## Exercise requirements
Reproduce, word for word, every line of the records from the one containing "For every button, label, input, icon, or" down to the one containing "podium-number: 1: [202, 371, 207, 381]", including both of those lines. Leave the picture out of your answer.

## Rows

** Start **

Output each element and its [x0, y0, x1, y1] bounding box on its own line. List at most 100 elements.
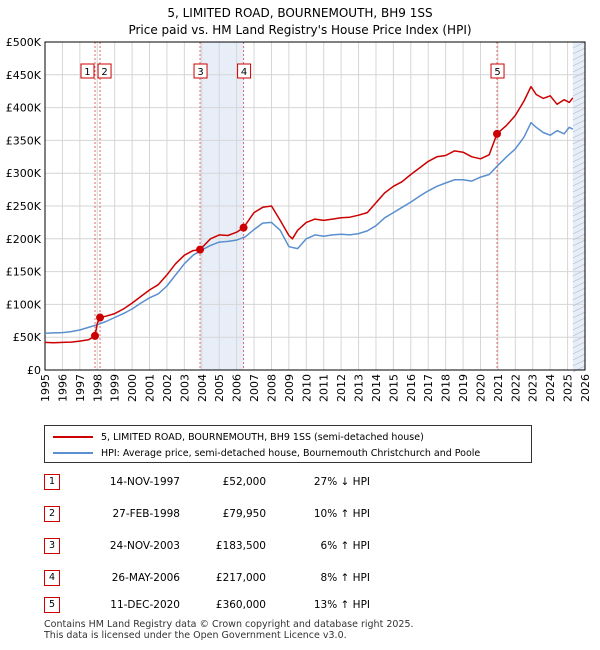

** End **
** Start **

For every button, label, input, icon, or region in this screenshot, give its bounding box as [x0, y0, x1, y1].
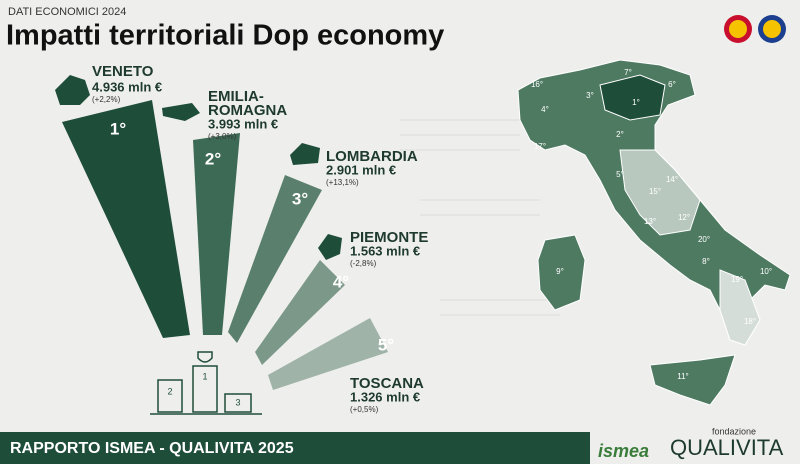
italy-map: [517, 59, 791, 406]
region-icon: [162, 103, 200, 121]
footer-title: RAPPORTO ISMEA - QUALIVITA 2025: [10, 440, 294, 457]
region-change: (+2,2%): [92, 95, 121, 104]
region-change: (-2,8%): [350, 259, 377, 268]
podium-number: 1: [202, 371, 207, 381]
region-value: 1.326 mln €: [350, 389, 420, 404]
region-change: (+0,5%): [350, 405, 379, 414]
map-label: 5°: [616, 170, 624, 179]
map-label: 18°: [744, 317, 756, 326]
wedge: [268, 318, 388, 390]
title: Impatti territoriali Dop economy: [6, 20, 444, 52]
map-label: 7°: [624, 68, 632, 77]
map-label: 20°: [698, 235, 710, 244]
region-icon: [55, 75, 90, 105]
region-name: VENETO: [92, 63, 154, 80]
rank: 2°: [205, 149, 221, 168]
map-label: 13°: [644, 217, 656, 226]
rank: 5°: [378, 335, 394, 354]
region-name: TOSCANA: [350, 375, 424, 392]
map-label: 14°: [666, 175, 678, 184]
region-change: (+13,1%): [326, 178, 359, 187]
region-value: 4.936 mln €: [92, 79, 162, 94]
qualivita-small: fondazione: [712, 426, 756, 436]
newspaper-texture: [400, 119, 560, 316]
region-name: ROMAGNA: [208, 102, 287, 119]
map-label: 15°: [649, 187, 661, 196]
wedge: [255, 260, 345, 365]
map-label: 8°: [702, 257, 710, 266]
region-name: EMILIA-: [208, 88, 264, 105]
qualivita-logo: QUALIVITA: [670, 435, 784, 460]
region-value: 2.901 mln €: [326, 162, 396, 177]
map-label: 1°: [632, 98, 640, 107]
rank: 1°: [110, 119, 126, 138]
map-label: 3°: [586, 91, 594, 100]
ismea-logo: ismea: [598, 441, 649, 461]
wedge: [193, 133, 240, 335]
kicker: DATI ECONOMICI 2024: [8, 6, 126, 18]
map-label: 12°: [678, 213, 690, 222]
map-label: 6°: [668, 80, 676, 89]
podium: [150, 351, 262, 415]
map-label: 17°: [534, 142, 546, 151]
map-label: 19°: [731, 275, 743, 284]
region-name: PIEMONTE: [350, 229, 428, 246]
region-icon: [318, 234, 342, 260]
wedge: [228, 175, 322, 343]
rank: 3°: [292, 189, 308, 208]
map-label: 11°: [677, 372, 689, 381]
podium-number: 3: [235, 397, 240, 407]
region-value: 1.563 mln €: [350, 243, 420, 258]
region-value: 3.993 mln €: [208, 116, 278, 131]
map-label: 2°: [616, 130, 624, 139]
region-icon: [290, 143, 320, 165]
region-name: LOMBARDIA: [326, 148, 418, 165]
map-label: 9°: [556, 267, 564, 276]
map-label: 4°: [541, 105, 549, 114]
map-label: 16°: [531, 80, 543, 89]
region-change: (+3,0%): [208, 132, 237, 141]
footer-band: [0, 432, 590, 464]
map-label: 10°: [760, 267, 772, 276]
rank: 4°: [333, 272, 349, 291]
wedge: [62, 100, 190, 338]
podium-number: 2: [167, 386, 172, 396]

** End **

## Answer
For every button, label, input, icon, or region in this screenshot, give its bounding box as [x0, y0, x1, y1].
italy-map: [517, 59, 791, 406]
region-icon: [162, 103, 200, 121]
footer-title: RAPPORTO ISMEA - QUALIVITA 2025: [10, 440, 294, 457]
region-change: (+2,2%): [92, 95, 121, 104]
region-change: (-2,8%): [350, 259, 377, 268]
podium-number: 1: [202, 371, 207, 381]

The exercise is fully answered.